**REQUEST**
Copy the data below exactly.

**EXERCISE INPUT**
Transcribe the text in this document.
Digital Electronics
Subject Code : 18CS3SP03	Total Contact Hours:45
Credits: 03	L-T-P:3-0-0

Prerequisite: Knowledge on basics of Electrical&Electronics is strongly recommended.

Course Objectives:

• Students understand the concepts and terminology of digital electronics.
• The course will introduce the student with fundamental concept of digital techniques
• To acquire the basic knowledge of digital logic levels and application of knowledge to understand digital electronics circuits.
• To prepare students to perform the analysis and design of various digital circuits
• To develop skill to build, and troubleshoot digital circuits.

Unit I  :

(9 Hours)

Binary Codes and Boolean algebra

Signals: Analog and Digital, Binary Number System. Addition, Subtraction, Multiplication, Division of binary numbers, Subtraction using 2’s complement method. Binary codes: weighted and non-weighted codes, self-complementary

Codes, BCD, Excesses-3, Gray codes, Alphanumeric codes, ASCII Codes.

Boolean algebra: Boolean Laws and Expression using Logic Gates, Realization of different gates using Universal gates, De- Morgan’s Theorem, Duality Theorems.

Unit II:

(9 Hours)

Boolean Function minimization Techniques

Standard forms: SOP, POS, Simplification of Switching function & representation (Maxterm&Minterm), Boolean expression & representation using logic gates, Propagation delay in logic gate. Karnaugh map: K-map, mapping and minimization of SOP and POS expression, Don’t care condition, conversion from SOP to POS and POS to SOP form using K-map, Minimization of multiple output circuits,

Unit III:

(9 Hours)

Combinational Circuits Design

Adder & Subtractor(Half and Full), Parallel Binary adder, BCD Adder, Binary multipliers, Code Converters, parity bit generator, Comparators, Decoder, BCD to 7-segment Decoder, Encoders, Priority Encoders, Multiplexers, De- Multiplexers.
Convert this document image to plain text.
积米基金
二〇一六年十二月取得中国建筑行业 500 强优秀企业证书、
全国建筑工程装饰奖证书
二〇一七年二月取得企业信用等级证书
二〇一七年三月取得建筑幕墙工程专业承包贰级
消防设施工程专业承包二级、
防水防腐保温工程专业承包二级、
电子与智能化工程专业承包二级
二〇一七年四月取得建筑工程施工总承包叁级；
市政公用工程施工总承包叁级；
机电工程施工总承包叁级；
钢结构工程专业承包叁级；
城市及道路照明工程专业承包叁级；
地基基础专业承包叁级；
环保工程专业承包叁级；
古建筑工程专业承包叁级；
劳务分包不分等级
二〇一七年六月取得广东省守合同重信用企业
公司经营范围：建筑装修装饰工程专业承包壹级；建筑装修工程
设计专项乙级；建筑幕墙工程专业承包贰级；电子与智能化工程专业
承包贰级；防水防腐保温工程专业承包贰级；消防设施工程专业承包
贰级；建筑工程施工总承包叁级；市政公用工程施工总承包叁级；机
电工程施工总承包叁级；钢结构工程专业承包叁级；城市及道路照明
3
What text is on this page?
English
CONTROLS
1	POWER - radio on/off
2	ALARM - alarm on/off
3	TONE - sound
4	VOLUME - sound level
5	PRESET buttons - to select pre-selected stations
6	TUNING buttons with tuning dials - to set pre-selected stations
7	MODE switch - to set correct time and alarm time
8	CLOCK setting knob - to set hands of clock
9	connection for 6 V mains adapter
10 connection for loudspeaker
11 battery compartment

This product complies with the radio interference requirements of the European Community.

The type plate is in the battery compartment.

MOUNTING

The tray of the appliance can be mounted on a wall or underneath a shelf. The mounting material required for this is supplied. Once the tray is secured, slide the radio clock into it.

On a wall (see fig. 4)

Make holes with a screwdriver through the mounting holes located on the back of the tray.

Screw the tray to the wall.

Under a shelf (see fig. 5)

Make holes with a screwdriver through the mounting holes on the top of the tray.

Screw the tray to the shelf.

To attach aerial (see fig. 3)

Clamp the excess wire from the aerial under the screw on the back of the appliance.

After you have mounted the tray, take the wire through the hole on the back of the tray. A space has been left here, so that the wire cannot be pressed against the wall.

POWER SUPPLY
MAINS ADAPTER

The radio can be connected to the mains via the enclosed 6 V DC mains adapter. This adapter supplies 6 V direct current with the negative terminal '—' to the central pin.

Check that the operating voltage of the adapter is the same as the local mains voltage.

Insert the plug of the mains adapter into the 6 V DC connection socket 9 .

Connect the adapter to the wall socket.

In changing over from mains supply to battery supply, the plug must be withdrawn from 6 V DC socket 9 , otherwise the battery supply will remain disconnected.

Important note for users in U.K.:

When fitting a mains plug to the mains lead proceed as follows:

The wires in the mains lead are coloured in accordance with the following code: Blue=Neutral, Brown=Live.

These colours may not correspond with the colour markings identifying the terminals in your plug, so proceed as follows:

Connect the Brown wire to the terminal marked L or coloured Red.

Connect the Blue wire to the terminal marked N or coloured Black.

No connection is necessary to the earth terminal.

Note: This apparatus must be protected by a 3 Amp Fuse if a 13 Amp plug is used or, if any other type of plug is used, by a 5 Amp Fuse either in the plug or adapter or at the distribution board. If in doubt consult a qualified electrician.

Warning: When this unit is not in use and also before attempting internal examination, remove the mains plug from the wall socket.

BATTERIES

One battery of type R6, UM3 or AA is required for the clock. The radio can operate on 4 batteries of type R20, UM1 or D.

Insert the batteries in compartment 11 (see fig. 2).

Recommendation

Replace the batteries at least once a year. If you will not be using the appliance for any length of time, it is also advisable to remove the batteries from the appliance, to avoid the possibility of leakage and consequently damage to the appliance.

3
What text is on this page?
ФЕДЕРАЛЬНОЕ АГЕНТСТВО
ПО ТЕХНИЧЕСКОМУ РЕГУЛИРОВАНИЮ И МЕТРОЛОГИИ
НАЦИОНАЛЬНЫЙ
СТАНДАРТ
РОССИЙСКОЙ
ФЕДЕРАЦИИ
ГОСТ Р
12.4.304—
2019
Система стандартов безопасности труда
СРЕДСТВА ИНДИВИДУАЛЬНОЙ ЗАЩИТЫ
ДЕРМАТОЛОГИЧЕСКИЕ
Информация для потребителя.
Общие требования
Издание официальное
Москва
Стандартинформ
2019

**ANSWER BELOW**
Transcribe the text in this document.
Digital Electronics
Subject Code : 18CS3SP03	Total Contact Hours:45
Credits: 03	L-T-P:3-0-0

Prerequisite: Knowledge on basics of Electrical&Electronics is strongly recommended.

Course Objectives:

• Students understand the concepts and terminology of digital electronics.
• The course will introduce the student with fundamental concept of digital techniques
• To acquire the basic knowledge of digital logic levels and application of knowledge to understand digital electronics circuits.
• To prepare students to perform the analysis and design of various digital circuits
• To develop skill to build, and troubleshoot digital circuits.

Unit I  :

(9 Hours)

Binary Codes and Boolean algebra

Signals: Analog and Digital, Binary Number System. Addition, Subtraction, Multiplication, Division of binary numbers, Subtraction using 2’s complement method. Binary codes: weighted and non-weighted codes, self-complementary

Codes, BCD, Excesses-3, Gray codes, Alphanumeric codes, ASCII Codes.

Boolean algebra: Boolean Laws and Expression using Logic Gates, Realization of different gates using Universal gates, De- Morgan’s Theorem, Duality Theorems.

Unit II:

(9 Hours)

Boolean Function minimization Techniques

Standard forms: SOP, POS, Simplification of Switching function & representation (Maxterm&Minterm), Boolean expression & representation using logic gates, Propagation delay in logic gate. Karnaugh map: K-map, mapping and minimization of SOP and POS expression, Don’t care condition, conversion from SOP to POS and POS to SOP form using K-map, Minimization of multiple output circuits,

Unit III:

(9 Hours)

Combinational Circuits Design

Adder & Subtractor(Half and Full), Parallel Binary adder, BCD Adder, Binary multipliers, Code Converters, parity bit generator, Comparators, Decoder, BCD to 7-segment Decoder, Encoders, Priority Encoders, Multiplexers, De- Multiplexers.
Convert this document image to plain text.
积米基金
二〇一六年十二月取得中国建筑行业 500 强优秀企业证书、
全国建筑工程装饰奖证书
二〇一七年二月取得企业信用等级证书
二〇一七年三月取得建筑幕墙工程专业承包贰级
消防设施工程专业承包二级、
防水防腐保温工程专业承包二级、
电子与智能化工程专业承包二级
二〇一七年四月取得建筑工程施工总承包叁级；
市政公用工程施工总承包叁级；
机电工程施工总承包叁级；
钢结构工程专业承包叁级；
城市及道路照明工程专业承包叁级；
地基基础专业承包叁级；
环保工程专业承包叁级；
古建筑工程专业承包叁级；
劳务分包不分等级
二〇一七年六月取得广东省守合同重信用企业
公司经营范围：建筑装修装饰工程专业承包壹级；建筑装修工程
设计专项乙级；建筑幕墙工程专业承包贰级；电子与智能化工程专业
承包贰级；防水防腐保温工程专业承包贰级；消防设施工程专业承包
贰级；建筑工程施工总承包叁级；市政公用工程施工总承包叁级；机
电工程施工总承包叁级；钢结构工程专业承包叁级；城市及道路照明
3
What text is on this page?
English
CONTROLS
1	POWER - radio on/off
2	ALARM - alarm on/off
3	TONE - sound
4	VOLUME - sound level
5	PRESET buttons - to select pre-selected stations
6	TUNING buttons with tuning dials - to set pre-selected stations
7	MODE switch - to set correct time and alarm time
8	CLOCK setting knob - to set hands of clock
9	connection for 6 V mains adapter
10 connection for loudspeaker
11 battery compartment

This product complies with the radio interference requirements of the European Community.

The type plate is in the battery compartment.

MOUNTING

The tray of the appliance can be mounted on a wall or underneath a shelf. The mounting material required for this is supplied. Once the tray is secured, slide the radio clock into it.

On a wall (see fig. 4)

Make holes with a screwdriver through the mounting holes located on the back of the tray.

Screw the tray to the wall.

Under a shelf (see fig. 5)

Make holes with a screwdriver through the mounting holes on the top of the tray.

Screw the tray to the shelf.

To attach aerial (see fig. 3)

Clamp the excess wire from the aerial under the screw on the back of the appliance.

After you have mounted the tray, take the wire through the hole on the back of the tray. A space has been left here, so that the wire cannot be pressed against the wall.

POWER SUPPLY
MAINS ADAPTER

The radio can be connected to the mains via the enclosed 6 V DC mains adapter. This adapter supplies 6 V direct current with the negative terminal '—' to the central pin.

Check that the operating voltage of the adapter is the same as the local mains voltage.

Insert the plug of the mains adapter into the 6 V DC connection socket 9 .

Connect the adapter to the wall socket.

In changing over from mains supply to battery supply, the plug must be withdrawn from 6 V DC socket 9 , otherwise the battery supply will remain disconnected.

Important note for users in U.K.:

When fitting a mains plug to the mains lead proceed as follows:

The wires in the mains lead are coloured in accordance with the following code: Blue=Neutral, Brown=Live.

These colours may not correspond with the colour markings identifying the terminals in your plug, so proceed as follows:

Connect the Brown wire to the terminal marked L or coloured Red.

Connect the Blue wire to the terminal marked N or coloured Black.

No connection is necessary to the earth terminal.

Note: This apparatus must be protected by a 3 Amp Fuse if a 13 Amp plug is used or, if any other type of plug is used, by a 5 Amp Fuse either in the plug or adapter or at the distribution board. If in doubt consult a qualified electrician.

Warning: When this unit is not in use and also before attempting internal examination, remove the mains plug from the wall socket.

BATTERIES

One battery of type R6, UM3 or AA is required for the clock. The radio can operate on 4 batteries of type R20, UM1 or D.

Insert the batteries in compartment 11 (see fig. 2).

Recommendation

Replace the batteries at least once a year. If you will not be using the appliance for any length of time, it is also advisable to remove the batteries from the appliance, to avoid the possibility of leakage and consequently damage to the appliance.

3
What text is on this page?
ФЕДЕРАЛЬНОЕ АГЕНТСТВО
ПО ТЕХНИЧЕСКОМУ РЕГУЛИРОВАНИЮ И МЕТРОЛОГИИ
НАЦИОНАЛЬНЫЙ
СТАНДАРТ
РОССИЙСКОЙ
ФЕДЕРАЦИИ
ГОСТ Р
12.4.304—
2019
Система стандартов безопасности труда
СРЕДСТВА ИНДИВИДУАЛЬНОЙ ЗАЩИТЫ
ДЕРМАТОЛОГИЧЕСКИЕ
Информация для потребителя.
Общие требования
Издание официальное
Москва
Стандартинформ
2019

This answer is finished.